--- START Dataset extract ---

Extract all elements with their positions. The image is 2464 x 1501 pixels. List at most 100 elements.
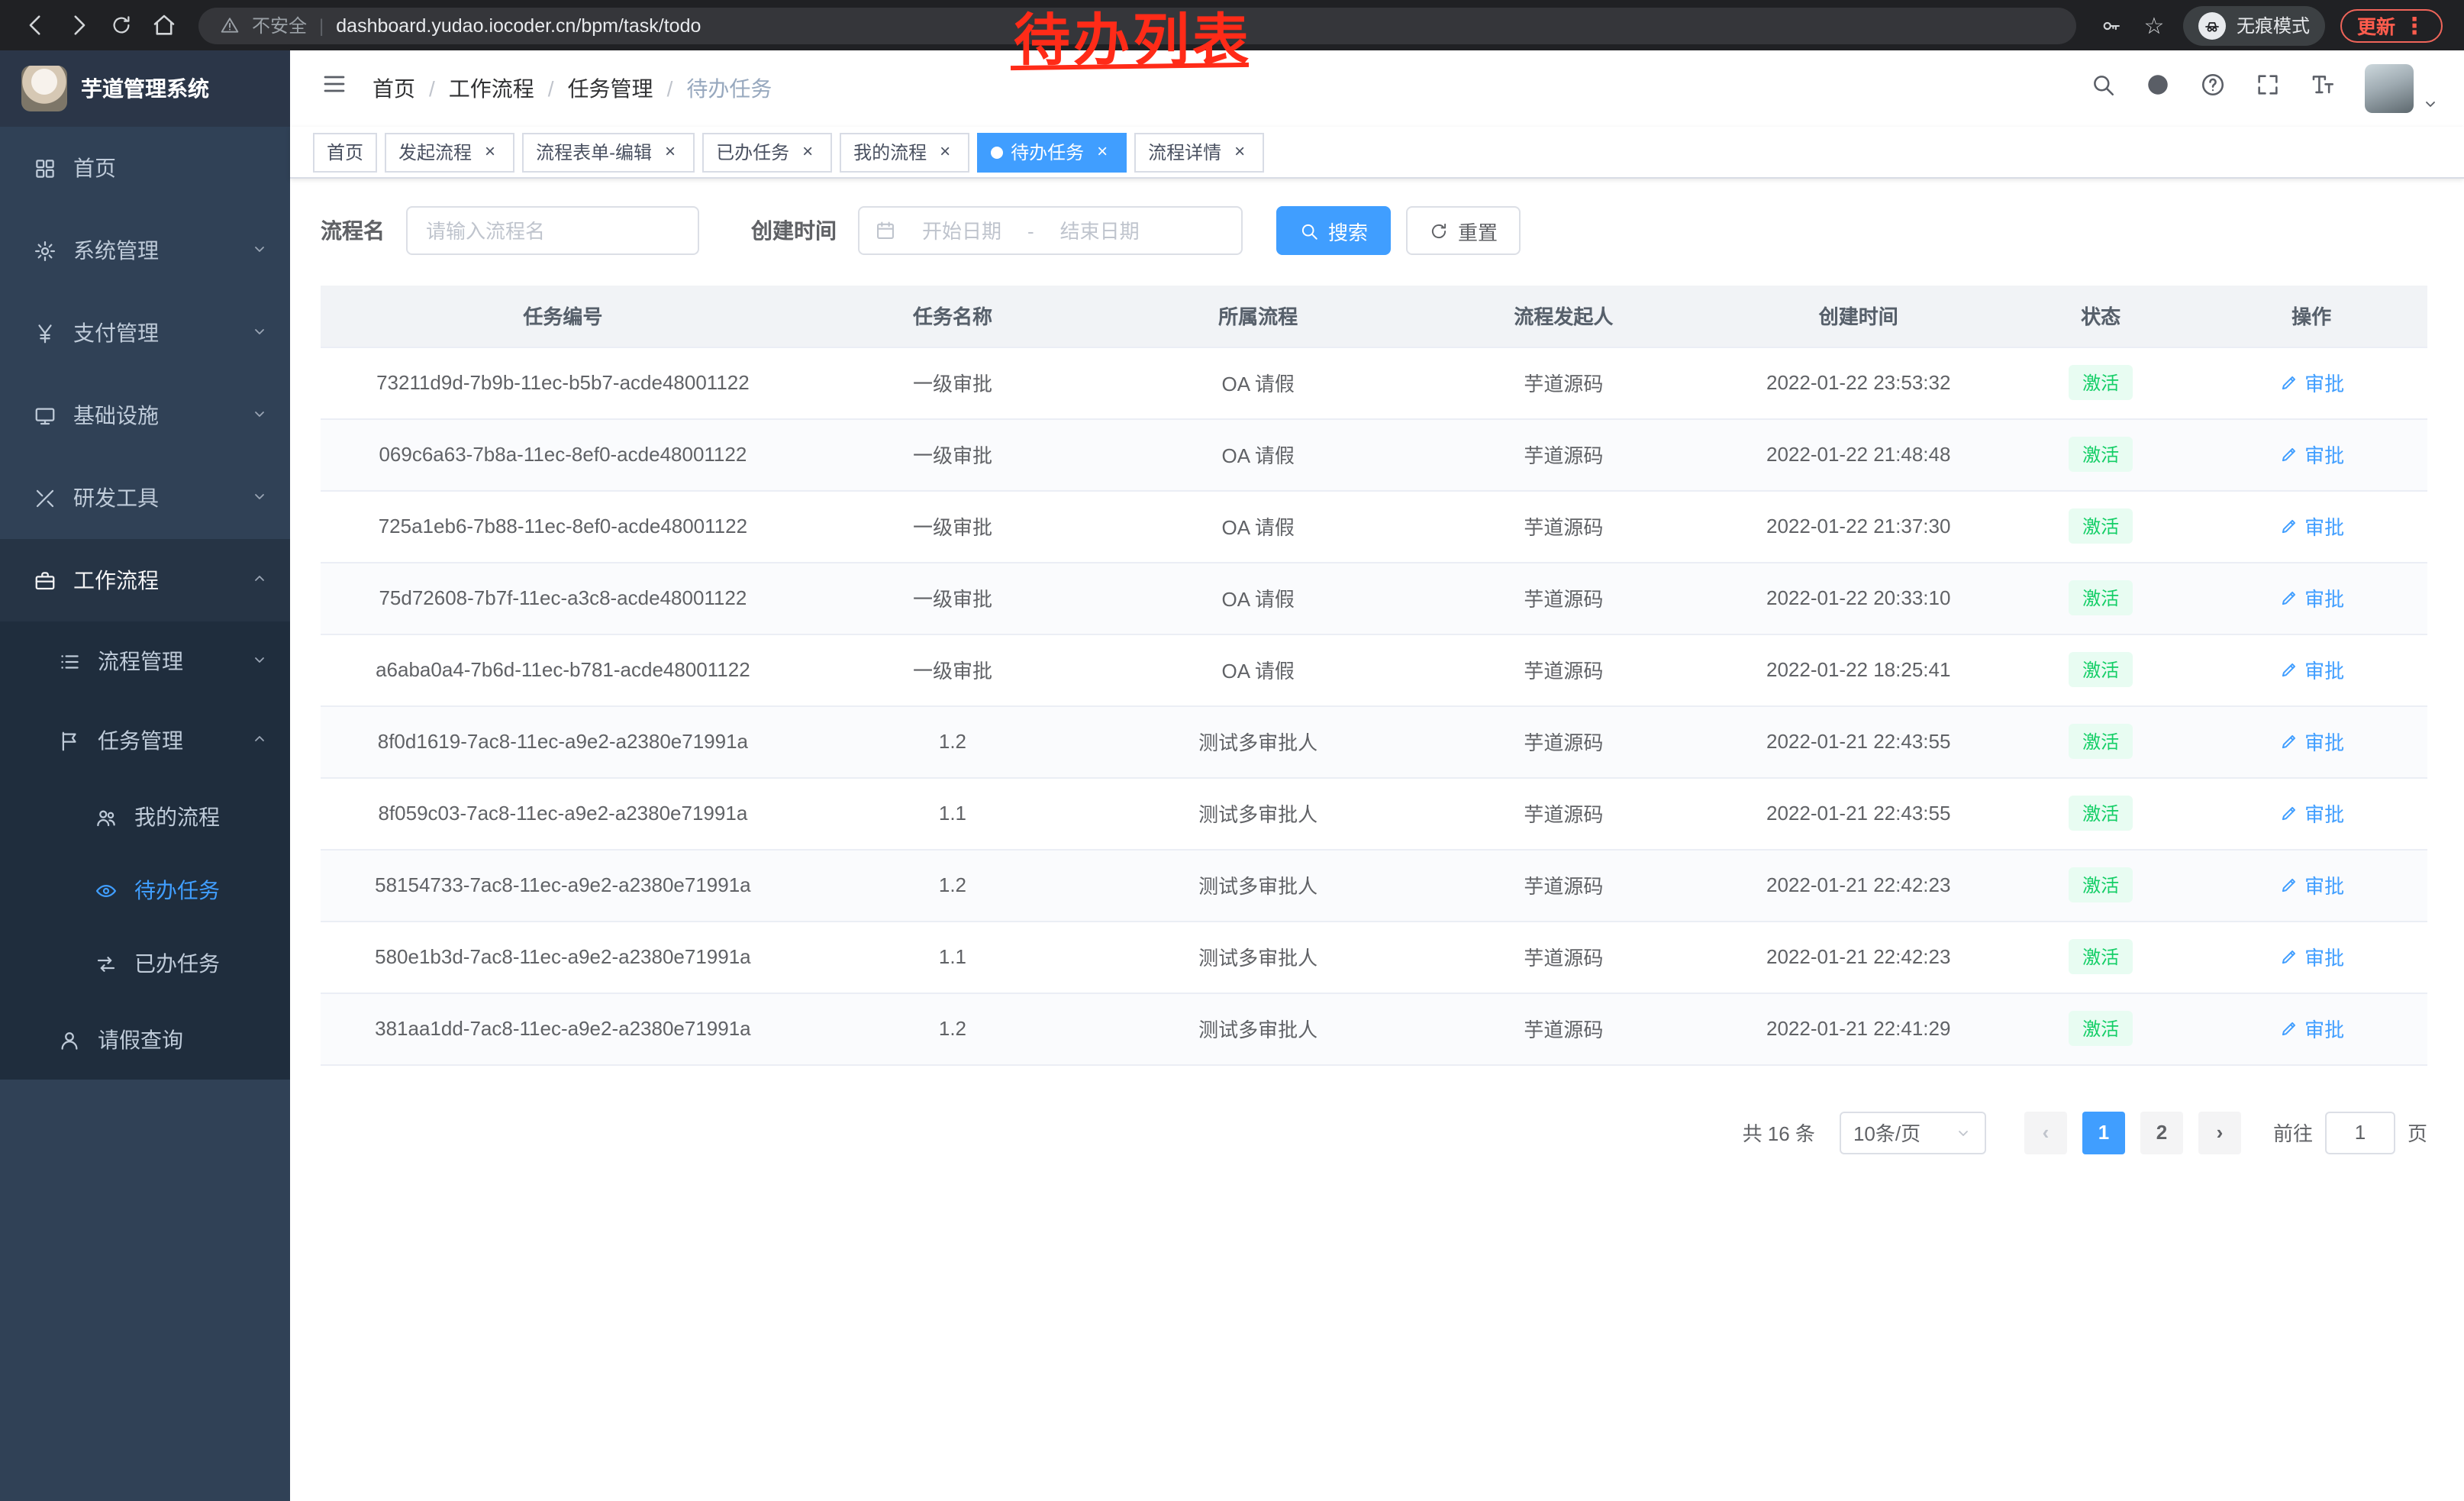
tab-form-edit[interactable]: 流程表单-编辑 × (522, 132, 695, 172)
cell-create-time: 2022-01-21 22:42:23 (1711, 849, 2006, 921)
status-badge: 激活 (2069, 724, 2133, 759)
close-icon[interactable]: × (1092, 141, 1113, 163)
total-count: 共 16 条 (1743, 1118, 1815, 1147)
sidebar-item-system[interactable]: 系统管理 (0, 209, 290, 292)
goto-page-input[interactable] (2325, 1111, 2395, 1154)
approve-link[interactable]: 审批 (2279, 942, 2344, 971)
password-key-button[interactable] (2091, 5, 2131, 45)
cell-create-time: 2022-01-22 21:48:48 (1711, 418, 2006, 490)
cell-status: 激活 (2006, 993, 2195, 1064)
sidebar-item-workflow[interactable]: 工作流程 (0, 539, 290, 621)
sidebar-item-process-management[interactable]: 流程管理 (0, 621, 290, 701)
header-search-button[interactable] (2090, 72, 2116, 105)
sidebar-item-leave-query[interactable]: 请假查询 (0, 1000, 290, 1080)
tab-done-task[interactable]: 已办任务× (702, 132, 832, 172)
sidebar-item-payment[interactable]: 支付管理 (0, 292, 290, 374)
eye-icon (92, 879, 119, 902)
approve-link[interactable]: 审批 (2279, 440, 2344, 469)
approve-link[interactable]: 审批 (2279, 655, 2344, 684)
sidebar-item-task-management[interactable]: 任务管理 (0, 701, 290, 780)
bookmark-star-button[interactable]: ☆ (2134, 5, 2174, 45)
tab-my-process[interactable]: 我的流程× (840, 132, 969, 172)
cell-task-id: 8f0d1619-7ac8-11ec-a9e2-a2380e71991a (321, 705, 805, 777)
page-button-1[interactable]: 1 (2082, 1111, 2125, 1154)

--- END Dataset extract ---

### Work required
Reproduce the listing above line for line without changing anything, leaving out the picture.

### Task output
Extract all elements with their positions. The image is 2464 x 1501 pixels. List at most 100 elements.
tab-form-edit[interactable]: 流程表单-编辑 × (522, 132, 695, 172)
cell-create-time: 2022-01-21 22:42:23 (1711, 849, 2006, 921)
status-badge: 激活 (2069, 724, 2133, 759)
close-icon[interactable]: × (1092, 141, 1113, 163)
total-count: 共 16 条 (1743, 1118, 1815, 1147)
sidebar-item-system[interactable]: 系统管理 (0, 209, 290, 292)
goto-page-input[interactable] (2325, 1111, 2395, 1154)
approve-link[interactable]: 审批 (2279, 942, 2344, 971)
password-key-button[interactable] (2091, 5, 2131, 45)
cell-create-time: 2022-01-22 21:48:48 (1711, 418, 2006, 490)
cell-status: 激活 (2006, 993, 2195, 1064)
sidebar-item-workflow[interactable]: 工作流程 (0, 539, 290, 621)
sidebar-item-process-management[interactable]: 流程管理 (0, 621, 290, 701)
header-search-button[interactable] (2090, 72, 2116, 105)
sidebar-item-leave-query[interactable]: 请假查询 (0, 1000, 290, 1080)
tab-done-task[interactable]: 已办任务× (702, 132, 832, 172)
sidebar-item-payment[interactable]: 支付管理 (0, 292, 290, 374)
eye-icon (92, 879, 119, 902)
approve-link[interactable]: 审批 (2279, 440, 2344, 469)
approve-link[interactable]: 审批 (2279, 655, 2344, 684)
sidebar-item-task-management[interactable]: 任务管理 (0, 701, 290, 780)
bookmark-star-button[interactable]: ☆ (2134, 5, 2174, 45)
tab-my-process[interactable]: 我的流程× (840, 132, 969, 172)
cell-task-id: 8f0d1619-7ac8-11ec-a9e2-a2380e71991a (321, 705, 805, 777)
page-button-1[interactable]: 1 (2082, 1111, 2125, 1154)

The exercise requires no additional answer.